## [SHORT PROBLEM]
Write out each line exactly as it stands, please.

## [DATA IN THIS EXERCISE]

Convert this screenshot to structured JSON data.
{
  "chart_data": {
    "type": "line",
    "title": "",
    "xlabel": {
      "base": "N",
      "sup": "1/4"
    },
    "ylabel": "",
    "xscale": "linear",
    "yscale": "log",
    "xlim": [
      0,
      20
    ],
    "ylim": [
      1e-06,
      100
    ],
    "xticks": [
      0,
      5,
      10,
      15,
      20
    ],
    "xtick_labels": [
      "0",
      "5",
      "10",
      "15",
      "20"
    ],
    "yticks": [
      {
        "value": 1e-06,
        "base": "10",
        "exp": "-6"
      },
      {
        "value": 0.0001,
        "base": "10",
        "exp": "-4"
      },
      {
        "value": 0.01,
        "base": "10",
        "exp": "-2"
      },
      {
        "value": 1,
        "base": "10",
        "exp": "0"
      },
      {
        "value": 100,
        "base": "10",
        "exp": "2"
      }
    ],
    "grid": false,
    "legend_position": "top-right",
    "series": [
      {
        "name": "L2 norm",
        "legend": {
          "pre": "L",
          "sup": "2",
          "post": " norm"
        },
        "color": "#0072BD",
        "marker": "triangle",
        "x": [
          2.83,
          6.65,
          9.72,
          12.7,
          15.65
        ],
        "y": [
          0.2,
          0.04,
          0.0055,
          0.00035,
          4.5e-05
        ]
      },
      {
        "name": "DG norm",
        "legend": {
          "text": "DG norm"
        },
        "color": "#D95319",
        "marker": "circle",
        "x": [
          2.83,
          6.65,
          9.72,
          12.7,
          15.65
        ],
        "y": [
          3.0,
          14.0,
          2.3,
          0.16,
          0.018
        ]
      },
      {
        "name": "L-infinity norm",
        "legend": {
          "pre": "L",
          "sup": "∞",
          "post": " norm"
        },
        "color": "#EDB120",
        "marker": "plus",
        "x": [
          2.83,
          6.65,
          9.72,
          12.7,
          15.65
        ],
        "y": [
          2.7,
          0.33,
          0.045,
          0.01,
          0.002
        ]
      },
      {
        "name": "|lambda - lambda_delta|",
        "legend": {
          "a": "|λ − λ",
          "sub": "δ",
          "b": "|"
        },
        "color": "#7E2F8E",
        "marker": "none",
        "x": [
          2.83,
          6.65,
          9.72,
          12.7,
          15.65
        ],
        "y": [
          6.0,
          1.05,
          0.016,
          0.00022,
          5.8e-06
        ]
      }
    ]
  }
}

## [SOLUTION FOR THIS EXERCISE]
Convert this screenshot to structured JSON data.
{
  "chart_data": {
    "type": "line",
    "title": "",
    "xlabel": {
      "base": "N",
      "sup": "1/4"
    },
    "ylabel": "",
    "xscale": "linear",
    "yscale": "log",
    "xlim": [
      0,
      20
    ],
    "ylim": [
      1e-06,
      100
    ],
    "xticks": [
      0,
      5,
      10,
      15,
      20
    ],
    "xtick_labels": [
      "0",
      "5",
      "10",
      "15",
      "20"
    ],
    "yticks": [
      {
        "value": 1e-06,
        "base": "10",
        "exp": "-6"
      },
      {
        "value": 0.0001,
        "base": "10",
        "exp": "-4"
      },
      {
        "value": 0.01,
        "base": "10",
        "exp": "-2"
      },
      {
        "value": 1,
        "base": "10",
        "exp": "0"
      },
      {
        "value": 100,
        "base": "10",
        "exp": "2"
      }
    ],
    "grid": false,
    "legend_position": "top-right",
    "series": [
      {
        "name": "L2 norm",
        "legend": {
          "pre": "L",
          "sup": "2",
          "post": " norm"
        },
        "color": "#0072BD",
        "marker": "triangle",
        "x": [
          2.83,
          6.65,
          9.72,
          12.7,
          15.65
        ],
        "y": [
          0.2,
          0.04,
          0.0055,
          0.00035,
          4.5e-05
        ]
      },
      {
        "name": "DG norm",
        "legend": {
          "text": "DG norm"
        },
        "color": "#D95319",
        "marker": "circle",
        "x": [
          2.83,
          6.65,
          9.72,
          12.7,
          15.65
        ],
        "y": [
          3.0,
          14.0,
          2.3,
          0.16,
          0.018
        ]
      },
      {
        "name": "L-infinity norm",
        "legend": {
          "pre": "L",
          "sup": "∞",
          "post": " norm"
        },
        "color": "#EDB120",
        "marker": "plus",
        "x": [
          2.83,
          6.65,
          9.72,
          12.7,
          15.65
        ],
        "y": [
          2.7,
          0.33,
          0.045,
          0.01,
          0.002
        ]
      },
      {
        "name": "|lambda - lambda_delta|",
        "legend": {
          "a": "|λ − λ",
          "sub": "δ",
          "b": "|"
        },
        "color": "#7E2F8E",
        "marker": "none",
        "x": [
          2.83,
          6.65,
          9.72,
          12.7,
          15.65
        ],
        "y": [
          6.0,
          1.05,
          0.016,
          0.00022,
          5.8e-06
        ]
      }
    ]
  }
}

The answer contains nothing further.